_THE DATA_
-- START --

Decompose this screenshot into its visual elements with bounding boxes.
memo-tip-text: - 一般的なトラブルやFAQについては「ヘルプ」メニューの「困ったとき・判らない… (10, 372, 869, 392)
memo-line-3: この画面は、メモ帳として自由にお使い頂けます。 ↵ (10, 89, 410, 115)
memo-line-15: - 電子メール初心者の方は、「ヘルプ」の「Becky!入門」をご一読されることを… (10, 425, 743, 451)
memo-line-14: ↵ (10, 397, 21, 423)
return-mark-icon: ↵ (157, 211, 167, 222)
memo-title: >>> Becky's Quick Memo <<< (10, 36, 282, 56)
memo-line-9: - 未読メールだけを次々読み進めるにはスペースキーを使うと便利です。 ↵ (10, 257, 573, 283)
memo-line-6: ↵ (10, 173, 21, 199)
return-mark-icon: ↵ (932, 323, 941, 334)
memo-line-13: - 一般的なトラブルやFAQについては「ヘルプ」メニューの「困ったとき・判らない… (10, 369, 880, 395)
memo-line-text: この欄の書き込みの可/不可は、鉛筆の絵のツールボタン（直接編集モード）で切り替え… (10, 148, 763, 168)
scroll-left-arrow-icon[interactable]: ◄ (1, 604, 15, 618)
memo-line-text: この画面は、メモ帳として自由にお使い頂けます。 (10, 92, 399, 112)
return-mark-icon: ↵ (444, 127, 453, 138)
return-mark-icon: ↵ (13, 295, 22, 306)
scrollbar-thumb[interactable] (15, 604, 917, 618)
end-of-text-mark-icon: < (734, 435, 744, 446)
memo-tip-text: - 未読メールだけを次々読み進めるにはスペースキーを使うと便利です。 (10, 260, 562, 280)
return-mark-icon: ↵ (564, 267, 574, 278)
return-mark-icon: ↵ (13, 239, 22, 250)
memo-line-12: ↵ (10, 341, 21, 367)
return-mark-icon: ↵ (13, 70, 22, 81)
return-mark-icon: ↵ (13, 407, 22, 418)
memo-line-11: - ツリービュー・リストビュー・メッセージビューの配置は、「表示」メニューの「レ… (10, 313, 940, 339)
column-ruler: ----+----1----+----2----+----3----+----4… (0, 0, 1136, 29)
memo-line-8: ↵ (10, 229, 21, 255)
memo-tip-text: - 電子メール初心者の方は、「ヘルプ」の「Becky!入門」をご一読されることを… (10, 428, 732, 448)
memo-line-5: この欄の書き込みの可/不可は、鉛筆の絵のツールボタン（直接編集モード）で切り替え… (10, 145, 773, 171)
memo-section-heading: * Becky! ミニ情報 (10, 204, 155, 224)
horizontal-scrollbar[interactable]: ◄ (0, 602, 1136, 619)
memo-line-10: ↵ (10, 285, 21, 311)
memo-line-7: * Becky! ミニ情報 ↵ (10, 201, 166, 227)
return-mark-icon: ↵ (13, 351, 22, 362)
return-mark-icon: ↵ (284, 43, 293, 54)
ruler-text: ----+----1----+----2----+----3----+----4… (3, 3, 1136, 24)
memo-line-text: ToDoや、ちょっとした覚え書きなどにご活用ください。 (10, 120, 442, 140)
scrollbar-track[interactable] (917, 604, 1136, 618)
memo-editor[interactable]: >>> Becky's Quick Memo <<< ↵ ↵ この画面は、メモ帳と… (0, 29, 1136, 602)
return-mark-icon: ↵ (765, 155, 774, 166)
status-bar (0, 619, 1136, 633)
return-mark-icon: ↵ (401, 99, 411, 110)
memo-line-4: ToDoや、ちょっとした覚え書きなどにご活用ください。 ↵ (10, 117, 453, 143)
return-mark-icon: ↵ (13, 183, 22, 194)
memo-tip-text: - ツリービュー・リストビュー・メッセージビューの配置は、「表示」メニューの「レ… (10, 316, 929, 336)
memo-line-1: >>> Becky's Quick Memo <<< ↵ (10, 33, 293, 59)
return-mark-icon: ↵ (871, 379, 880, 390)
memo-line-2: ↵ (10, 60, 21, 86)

-- END --

_WHAT YOU ARE ASKED TO DO_
Reproduce the listing above, substituting "line-break-icon" for every instance of "return-mark-icon" and leaving everything else unchanged.

_SOLUTION TO THIS TASK_
Decompose this screenshot into its visual elements with bounding boxes.
memo-tip-text: - 一般的なトラブルやFAQについては「ヘルプ」メニューの「困ったとき・判らない… (10, 372, 869, 392)
memo-line-3: この画面は、メモ帳として自由にお使い頂けます。 ↵ (10, 89, 410, 115)
memo-line-15: - 電子メール初心者の方は、「ヘルプ」の「Becky!入門」をご一読されることを… (10, 425, 743, 451)
memo-line-14: ↵ (10, 397, 21, 423)
line-break-icon: ↵ (157, 211, 167, 222)
memo-title: >>> Becky's Quick Memo <<< (10, 36, 282, 56)
memo-line-9: - 未読メールだけを次々読み進めるにはスペースキーを使うと便利です。 ↵ (10, 257, 573, 283)
memo-line-6: ↵ (10, 173, 21, 199)
line-break-icon: ↵ (932, 323, 941, 334)
memo-line-13: - 一般的なトラブルやFAQについては「ヘルプ」メニューの「困ったとき・判らない… (10, 369, 880, 395)
memo-line-text: この欄の書き込みの可/不可は、鉛筆の絵のツールボタン（直接編集モード）で切り替え… (10, 148, 763, 168)
scroll-left-arrow-icon[interactable]: ◄ (1, 604, 15, 618)
memo-line-text: この画面は、メモ帳として自由にお使い頂けます。 (10, 92, 399, 112)
line-break-icon: ↵ (444, 127, 453, 138)
line-break-icon: ↵ (13, 295, 22, 306)
scrollbar-thumb[interactable] (15, 604, 917, 618)
end-of-text-mark-icon: < (734, 435, 744, 446)
memo-tip-text: - 未読メールだけを次々読み進めるにはスペースキーを使うと便利です。 (10, 260, 562, 280)
line-break-icon: ↵ (564, 267, 574, 278)
line-break-icon: ↵ (13, 239, 22, 250)
memo-line-12: ↵ (10, 341, 21, 367)
line-break-icon: ↵ (13, 70, 22, 81)
line-break-icon: ↵ (13, 407, 22, 418)
memo-line-11: - ツリービュー・リストビュー・メッセージビューの配置は、「表示」メニューの「レ… (10, 313, 940, 339)
column-ruler: ----+----1----+----2----+----3----+----4… (0, 0, 1136, 29)
memo-line-8: ↵ (10, 229, 21, 255)
memo-tip-text: - 電子メール初心者の方は、「ヘルプ」の「Becky!入門」をご一読されることを… (10, 428, 732, 448)
memo-line-5: この欄の書き込みの可/不可は、鉛筆の絵のツールボタン（直接編集モード）で切り替え… (10, 145, 773, 171)
memo-section-heading: * Becky! ミニ情報 (10, 204, 155, 224)
horizontal-scrollbar[interactable]: ◄ (0, 602, 1136, 619)
memo-line-10: ↵ (10, 285, 21, 311)
memo-line-7: * Becky! ミニ情報 ↵ (10, 201, 166, 227)
line-break-icon: ↵ (13, 351, 22, 362)
line-break-icon: ↵ (284, 43, 293, 54)
ruler-text: ----+----1----+----2----+----3----+----4… (3, 3, 1136, 24)
memo-line-text: ToDoや、ちょっとした覚え書きなどにご活用ください。 (10, 120, 442, 140)
scrollbar-track[interactable] (917, 604, 1136, 618)
memo-editor[interactable]: >>> Becky's Quick Memo <<< ↵ ↵ この画面は、メモ帳と… (0, 29, 1136, 602)
line-break-icon: ↵ (765, 155, 774, 166)
status-bar (0, 619, 1136, 633)
line-break-icon: ↵ (401, 99, 411, 110)
memo-line-4: ToDoや、ちょっとした覚え書きなどにご活用ください。 ↵ (10, 117, 453, 143)
line-break-icon: ↵ (13, 183, 22, 194)
memo-tip-text: - ツリービュー・リストビュー・メッセージビューの配置は、「表示」メニューの「レ… (10, 316, 929, 336)
memo-line-1: >>> Becky's Quick Memo <<< ↵ (10, 33, 293, 59)
line-break-icon: ↵ (871, 379, 880, 390)
memo-line-2: ↵ (10, 60, 21, 86)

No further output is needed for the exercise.